▶ Given problem
Look through the lines below and extract any with the word "samples".

## Begin Stored records

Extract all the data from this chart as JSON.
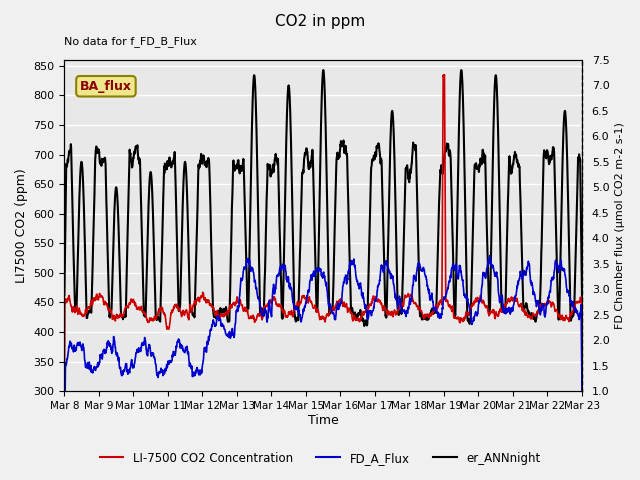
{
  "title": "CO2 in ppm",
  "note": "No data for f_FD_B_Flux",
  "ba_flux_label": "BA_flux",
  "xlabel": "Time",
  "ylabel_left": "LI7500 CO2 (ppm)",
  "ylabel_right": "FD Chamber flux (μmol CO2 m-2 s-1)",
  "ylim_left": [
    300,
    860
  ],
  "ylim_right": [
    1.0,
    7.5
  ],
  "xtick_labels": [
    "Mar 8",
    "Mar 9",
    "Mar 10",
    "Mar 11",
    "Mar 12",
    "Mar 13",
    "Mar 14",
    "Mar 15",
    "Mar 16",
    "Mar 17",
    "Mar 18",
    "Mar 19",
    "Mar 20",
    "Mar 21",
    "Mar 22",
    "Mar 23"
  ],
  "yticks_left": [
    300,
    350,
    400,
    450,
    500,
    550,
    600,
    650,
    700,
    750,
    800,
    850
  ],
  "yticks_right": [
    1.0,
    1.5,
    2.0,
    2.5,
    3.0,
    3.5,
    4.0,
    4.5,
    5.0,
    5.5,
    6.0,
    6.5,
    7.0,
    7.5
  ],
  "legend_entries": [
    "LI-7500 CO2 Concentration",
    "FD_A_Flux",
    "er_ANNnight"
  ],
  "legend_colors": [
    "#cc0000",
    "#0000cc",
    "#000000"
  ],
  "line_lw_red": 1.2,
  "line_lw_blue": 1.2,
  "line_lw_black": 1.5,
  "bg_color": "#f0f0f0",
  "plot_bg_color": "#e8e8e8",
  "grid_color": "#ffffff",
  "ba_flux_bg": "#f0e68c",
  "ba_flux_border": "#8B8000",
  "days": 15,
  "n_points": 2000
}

## End Stored records
## Begin Stored records

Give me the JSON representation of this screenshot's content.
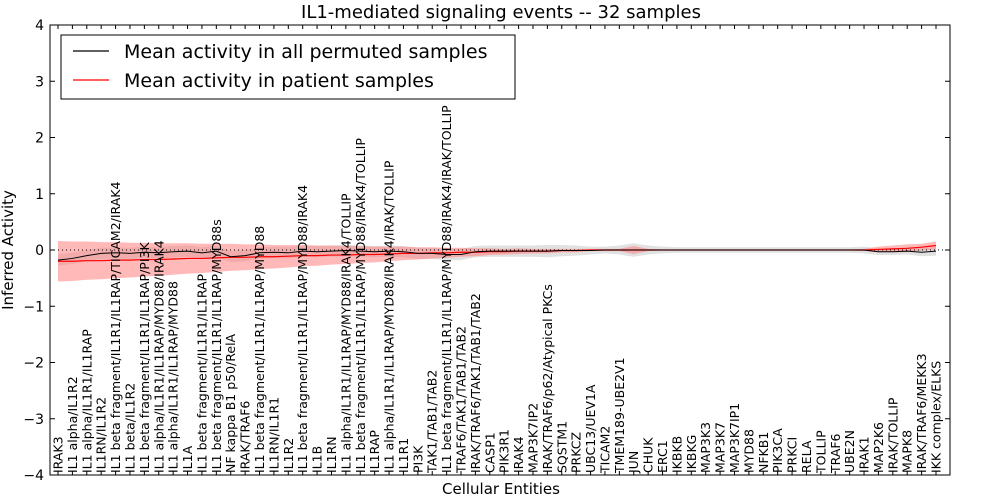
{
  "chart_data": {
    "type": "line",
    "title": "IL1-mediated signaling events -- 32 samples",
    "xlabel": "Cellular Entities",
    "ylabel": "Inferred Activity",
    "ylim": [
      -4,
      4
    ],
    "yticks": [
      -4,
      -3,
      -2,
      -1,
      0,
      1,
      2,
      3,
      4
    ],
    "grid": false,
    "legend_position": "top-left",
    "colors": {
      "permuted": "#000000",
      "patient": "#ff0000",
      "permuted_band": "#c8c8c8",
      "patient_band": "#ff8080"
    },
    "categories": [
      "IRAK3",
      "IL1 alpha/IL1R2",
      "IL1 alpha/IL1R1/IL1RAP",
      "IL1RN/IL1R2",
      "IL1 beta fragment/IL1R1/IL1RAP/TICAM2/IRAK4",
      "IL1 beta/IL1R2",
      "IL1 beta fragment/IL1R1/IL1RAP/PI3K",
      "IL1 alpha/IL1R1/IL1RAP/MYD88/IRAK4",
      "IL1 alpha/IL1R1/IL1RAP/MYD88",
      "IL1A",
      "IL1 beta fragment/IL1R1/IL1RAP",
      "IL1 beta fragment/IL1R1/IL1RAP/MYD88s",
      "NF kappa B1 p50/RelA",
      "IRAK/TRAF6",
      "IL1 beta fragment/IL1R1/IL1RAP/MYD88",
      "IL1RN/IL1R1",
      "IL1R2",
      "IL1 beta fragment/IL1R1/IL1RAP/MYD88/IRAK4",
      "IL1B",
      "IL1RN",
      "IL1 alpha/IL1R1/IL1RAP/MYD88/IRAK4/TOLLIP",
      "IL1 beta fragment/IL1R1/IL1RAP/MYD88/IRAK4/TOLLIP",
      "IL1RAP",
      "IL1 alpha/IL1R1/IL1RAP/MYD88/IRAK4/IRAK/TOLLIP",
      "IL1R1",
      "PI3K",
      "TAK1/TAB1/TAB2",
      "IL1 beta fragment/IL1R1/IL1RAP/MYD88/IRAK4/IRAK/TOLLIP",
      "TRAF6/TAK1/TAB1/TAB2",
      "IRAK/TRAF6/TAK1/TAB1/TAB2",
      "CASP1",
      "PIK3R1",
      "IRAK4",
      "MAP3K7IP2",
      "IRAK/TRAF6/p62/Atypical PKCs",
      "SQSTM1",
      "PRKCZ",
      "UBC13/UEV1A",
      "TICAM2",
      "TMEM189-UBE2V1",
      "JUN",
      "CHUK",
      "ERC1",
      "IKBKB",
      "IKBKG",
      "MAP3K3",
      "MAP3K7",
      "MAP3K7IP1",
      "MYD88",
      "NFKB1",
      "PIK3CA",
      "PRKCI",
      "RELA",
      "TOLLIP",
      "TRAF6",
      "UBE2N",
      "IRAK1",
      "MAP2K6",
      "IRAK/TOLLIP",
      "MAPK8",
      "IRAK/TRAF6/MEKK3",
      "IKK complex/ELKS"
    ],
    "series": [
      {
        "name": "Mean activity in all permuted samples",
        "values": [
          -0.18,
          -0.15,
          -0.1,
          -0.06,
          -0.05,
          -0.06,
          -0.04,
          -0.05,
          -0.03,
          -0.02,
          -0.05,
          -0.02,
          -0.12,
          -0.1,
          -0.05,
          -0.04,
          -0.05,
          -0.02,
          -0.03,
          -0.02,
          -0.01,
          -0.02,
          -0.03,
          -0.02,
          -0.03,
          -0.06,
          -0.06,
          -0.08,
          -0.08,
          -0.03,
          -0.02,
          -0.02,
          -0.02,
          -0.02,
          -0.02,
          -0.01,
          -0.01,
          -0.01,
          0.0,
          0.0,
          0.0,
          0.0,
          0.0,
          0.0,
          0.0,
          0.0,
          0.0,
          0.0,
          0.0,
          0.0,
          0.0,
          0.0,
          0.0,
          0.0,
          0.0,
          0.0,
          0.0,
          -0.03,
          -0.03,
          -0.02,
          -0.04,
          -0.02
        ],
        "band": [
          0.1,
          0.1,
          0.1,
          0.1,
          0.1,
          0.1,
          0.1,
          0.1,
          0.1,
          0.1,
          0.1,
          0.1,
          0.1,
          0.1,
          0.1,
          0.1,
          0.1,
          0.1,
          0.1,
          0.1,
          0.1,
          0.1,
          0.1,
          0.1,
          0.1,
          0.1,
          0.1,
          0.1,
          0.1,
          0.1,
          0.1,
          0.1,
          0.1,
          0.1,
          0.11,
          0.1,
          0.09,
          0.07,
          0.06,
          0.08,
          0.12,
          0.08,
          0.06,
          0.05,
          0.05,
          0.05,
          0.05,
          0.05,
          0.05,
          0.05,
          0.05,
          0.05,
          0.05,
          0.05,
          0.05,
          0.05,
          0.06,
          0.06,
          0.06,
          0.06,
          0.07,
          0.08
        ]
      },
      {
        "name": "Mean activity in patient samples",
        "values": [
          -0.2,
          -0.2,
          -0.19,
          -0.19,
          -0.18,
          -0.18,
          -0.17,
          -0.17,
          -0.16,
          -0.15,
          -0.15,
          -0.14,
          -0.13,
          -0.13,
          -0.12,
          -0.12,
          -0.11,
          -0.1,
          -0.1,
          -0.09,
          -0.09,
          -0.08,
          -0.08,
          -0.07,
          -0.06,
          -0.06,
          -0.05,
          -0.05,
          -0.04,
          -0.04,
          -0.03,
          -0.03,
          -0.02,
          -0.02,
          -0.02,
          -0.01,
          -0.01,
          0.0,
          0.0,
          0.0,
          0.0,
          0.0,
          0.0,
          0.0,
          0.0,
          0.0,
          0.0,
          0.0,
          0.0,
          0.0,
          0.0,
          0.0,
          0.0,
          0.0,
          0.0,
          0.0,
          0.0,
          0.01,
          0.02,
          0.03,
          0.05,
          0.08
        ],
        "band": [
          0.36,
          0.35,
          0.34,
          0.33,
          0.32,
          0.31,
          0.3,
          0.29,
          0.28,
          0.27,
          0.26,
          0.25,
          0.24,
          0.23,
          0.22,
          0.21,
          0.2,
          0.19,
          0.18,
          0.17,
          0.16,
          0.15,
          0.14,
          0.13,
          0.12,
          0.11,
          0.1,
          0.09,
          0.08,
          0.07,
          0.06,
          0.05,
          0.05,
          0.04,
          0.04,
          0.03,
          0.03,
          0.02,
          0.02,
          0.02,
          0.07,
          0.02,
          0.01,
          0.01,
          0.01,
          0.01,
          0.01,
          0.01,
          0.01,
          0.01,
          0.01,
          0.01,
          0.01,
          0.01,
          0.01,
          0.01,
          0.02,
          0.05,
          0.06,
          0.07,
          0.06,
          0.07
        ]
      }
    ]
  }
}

## End Stored records

▶ Written solution
    "title": "IL1-mediated signaling events -- 32 samples",
        "name": "Mean activity in all permuted samples",
        "name": "Mean activity in patient samples",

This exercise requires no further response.